REQUIREMENTS = Identify the lines that contain the word "читает", then copy them.

-- Start of DATA FOR THIS EXERCISE --

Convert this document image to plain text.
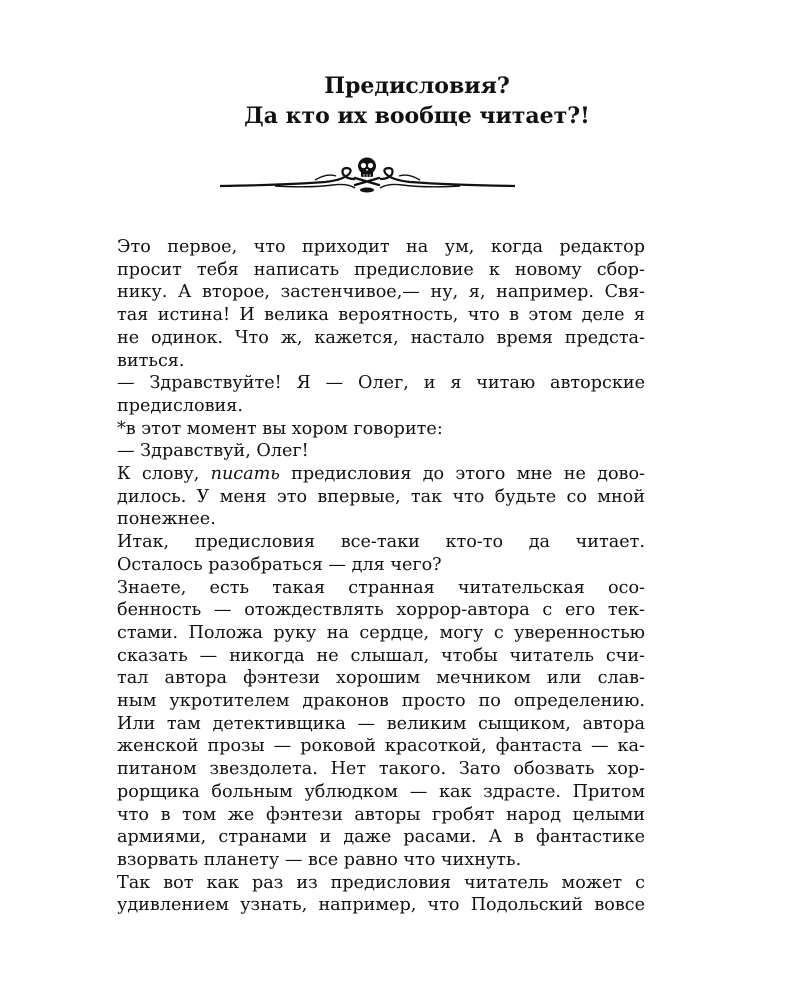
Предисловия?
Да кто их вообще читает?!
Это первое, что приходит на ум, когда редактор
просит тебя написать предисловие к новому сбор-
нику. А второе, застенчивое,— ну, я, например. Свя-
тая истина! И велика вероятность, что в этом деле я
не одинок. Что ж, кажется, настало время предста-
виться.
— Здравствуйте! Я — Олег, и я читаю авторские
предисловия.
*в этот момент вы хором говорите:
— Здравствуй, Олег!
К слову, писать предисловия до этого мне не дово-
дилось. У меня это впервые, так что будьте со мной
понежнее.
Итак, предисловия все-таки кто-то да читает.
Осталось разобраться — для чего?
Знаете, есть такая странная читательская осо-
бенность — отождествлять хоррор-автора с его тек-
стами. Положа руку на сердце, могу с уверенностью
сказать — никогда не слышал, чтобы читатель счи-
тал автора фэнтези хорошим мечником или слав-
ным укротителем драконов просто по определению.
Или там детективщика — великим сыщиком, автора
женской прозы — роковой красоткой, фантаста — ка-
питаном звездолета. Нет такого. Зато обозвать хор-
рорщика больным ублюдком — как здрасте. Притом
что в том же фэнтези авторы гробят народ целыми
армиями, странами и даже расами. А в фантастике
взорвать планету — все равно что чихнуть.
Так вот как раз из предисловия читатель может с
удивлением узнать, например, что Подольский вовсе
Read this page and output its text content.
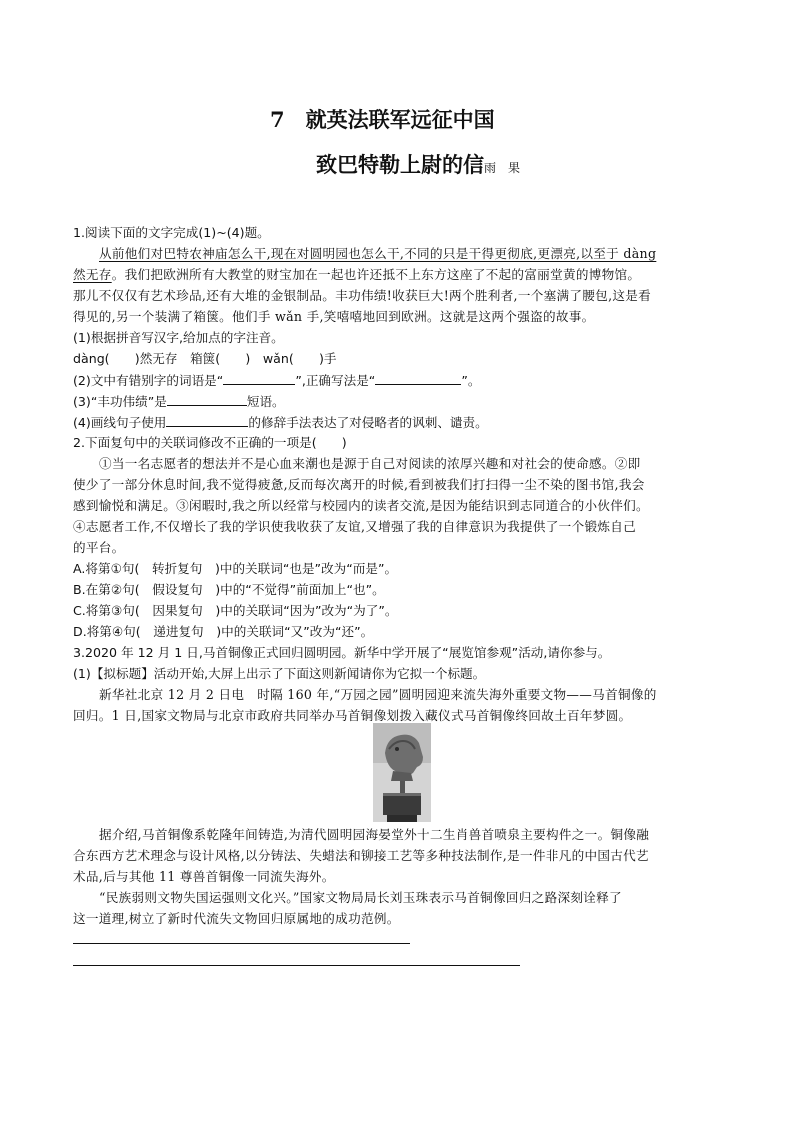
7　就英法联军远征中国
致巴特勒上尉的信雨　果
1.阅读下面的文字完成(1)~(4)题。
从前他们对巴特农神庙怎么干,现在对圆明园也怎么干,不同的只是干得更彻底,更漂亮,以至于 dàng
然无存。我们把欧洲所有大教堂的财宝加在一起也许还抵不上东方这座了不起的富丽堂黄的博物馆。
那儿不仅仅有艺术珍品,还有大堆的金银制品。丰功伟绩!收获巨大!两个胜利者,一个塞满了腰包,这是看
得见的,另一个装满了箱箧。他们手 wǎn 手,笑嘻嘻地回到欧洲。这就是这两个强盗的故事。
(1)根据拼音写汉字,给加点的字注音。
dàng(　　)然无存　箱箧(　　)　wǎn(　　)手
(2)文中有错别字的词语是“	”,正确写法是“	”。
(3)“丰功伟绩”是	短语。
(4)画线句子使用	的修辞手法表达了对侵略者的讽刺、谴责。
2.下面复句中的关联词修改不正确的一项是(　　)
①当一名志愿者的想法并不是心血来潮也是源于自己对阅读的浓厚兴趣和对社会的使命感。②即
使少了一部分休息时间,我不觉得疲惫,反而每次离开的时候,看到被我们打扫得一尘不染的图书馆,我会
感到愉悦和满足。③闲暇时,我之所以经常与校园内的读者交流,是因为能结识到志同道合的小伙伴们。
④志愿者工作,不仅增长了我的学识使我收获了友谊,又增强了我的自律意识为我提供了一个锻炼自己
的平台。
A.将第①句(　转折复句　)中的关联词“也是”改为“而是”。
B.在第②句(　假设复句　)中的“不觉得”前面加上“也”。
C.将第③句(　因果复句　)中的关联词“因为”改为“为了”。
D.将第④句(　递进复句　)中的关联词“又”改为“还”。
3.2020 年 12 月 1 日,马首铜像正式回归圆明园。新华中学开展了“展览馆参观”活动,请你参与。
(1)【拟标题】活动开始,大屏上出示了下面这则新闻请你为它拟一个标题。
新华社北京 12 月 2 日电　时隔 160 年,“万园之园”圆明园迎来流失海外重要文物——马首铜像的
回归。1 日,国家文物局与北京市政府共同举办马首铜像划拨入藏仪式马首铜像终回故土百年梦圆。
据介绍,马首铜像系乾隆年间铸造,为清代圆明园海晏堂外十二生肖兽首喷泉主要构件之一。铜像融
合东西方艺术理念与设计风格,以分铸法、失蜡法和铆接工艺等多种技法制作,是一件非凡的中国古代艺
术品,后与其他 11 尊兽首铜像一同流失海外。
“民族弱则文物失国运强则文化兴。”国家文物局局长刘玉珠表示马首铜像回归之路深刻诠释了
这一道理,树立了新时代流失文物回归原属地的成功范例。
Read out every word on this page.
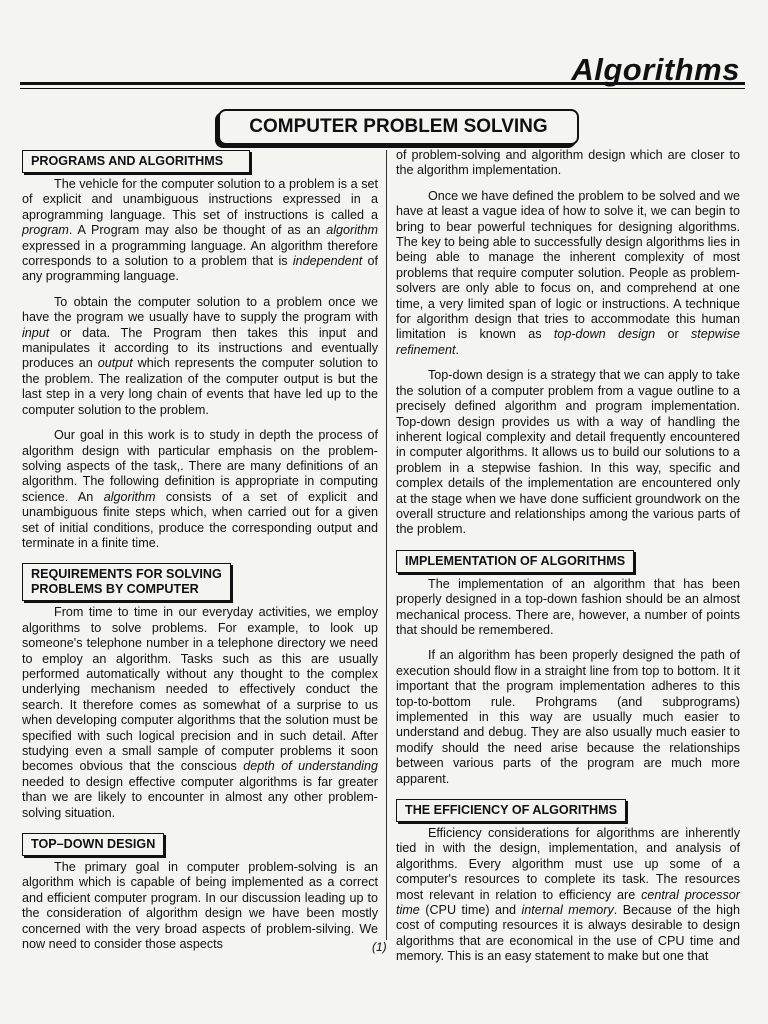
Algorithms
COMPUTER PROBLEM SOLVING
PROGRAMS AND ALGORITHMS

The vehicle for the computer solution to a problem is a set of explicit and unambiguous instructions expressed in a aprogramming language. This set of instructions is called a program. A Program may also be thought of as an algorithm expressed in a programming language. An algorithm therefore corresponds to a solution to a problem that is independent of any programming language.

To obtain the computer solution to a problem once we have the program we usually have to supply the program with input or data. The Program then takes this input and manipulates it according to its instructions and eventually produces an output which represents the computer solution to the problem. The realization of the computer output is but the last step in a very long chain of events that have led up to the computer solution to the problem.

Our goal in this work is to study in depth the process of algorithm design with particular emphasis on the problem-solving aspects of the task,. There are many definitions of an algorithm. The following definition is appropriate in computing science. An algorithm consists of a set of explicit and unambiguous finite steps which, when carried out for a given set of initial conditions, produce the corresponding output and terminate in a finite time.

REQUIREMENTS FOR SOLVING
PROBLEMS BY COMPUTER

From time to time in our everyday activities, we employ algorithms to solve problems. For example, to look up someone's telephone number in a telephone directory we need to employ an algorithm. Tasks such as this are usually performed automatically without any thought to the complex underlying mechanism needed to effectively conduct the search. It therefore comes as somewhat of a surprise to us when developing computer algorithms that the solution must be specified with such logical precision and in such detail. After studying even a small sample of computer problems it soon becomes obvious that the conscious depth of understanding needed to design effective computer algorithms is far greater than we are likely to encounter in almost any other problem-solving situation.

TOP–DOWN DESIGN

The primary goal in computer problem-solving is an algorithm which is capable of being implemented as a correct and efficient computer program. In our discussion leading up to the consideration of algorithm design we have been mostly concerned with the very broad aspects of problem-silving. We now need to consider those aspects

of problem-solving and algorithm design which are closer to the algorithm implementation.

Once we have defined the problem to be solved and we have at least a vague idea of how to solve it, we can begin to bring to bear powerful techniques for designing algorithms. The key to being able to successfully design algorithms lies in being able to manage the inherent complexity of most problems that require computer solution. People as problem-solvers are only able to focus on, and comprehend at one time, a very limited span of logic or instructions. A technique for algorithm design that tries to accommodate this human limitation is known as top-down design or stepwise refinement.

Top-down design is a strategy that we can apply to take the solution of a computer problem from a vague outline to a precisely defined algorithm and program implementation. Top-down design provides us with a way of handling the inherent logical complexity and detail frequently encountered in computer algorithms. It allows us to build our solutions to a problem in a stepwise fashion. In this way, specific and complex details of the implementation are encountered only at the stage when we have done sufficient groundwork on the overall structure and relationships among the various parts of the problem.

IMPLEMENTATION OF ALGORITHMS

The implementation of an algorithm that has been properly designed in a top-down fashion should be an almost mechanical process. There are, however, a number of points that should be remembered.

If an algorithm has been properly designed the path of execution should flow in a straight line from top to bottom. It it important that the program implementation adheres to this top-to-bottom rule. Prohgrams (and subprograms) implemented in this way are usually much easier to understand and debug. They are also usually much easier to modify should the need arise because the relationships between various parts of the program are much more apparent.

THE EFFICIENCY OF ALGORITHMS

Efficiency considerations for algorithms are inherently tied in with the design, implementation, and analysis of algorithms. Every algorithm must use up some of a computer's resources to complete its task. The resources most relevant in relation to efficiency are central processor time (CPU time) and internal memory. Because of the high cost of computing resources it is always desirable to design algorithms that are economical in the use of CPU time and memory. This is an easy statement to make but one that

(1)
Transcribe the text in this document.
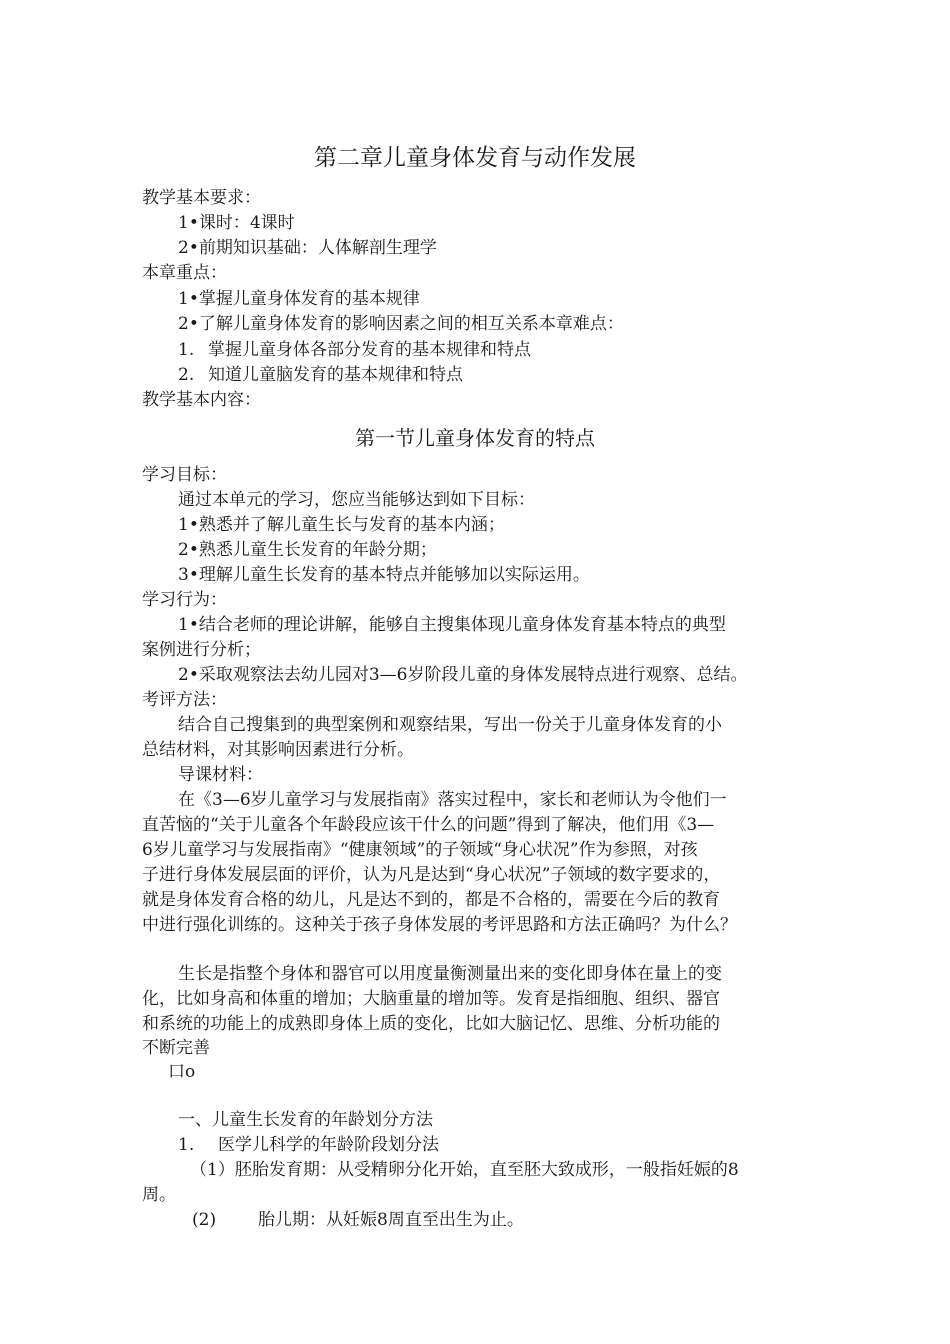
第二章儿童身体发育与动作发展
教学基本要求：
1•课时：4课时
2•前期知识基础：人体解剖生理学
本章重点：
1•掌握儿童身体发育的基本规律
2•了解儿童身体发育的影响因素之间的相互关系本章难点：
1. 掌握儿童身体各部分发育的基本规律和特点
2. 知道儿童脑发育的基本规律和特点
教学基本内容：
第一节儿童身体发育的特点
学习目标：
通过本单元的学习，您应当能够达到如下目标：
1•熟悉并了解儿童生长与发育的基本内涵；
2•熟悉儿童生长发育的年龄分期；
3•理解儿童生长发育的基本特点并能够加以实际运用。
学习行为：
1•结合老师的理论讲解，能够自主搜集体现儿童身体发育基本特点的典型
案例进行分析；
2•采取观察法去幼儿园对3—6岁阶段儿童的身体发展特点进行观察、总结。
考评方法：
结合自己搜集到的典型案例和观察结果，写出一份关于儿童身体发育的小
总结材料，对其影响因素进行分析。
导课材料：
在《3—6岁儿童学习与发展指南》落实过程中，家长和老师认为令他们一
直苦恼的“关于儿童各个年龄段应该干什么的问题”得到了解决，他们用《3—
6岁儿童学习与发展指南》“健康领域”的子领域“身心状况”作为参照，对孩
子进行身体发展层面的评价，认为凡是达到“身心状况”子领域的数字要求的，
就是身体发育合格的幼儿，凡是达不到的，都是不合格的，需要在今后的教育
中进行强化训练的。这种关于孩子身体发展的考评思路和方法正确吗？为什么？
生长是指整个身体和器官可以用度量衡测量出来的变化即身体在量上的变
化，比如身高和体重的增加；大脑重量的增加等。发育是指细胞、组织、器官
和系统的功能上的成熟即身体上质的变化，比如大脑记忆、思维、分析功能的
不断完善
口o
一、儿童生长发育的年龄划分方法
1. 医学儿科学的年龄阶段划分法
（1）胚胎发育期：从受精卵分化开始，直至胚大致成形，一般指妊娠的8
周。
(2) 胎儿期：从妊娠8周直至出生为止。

-- End of DATA FOR THIS EXERCISE --

SOLUTION TO THIS TASK =
Да кто их вообще читает?!
Итак, предисловия все-таки кто-то да читает.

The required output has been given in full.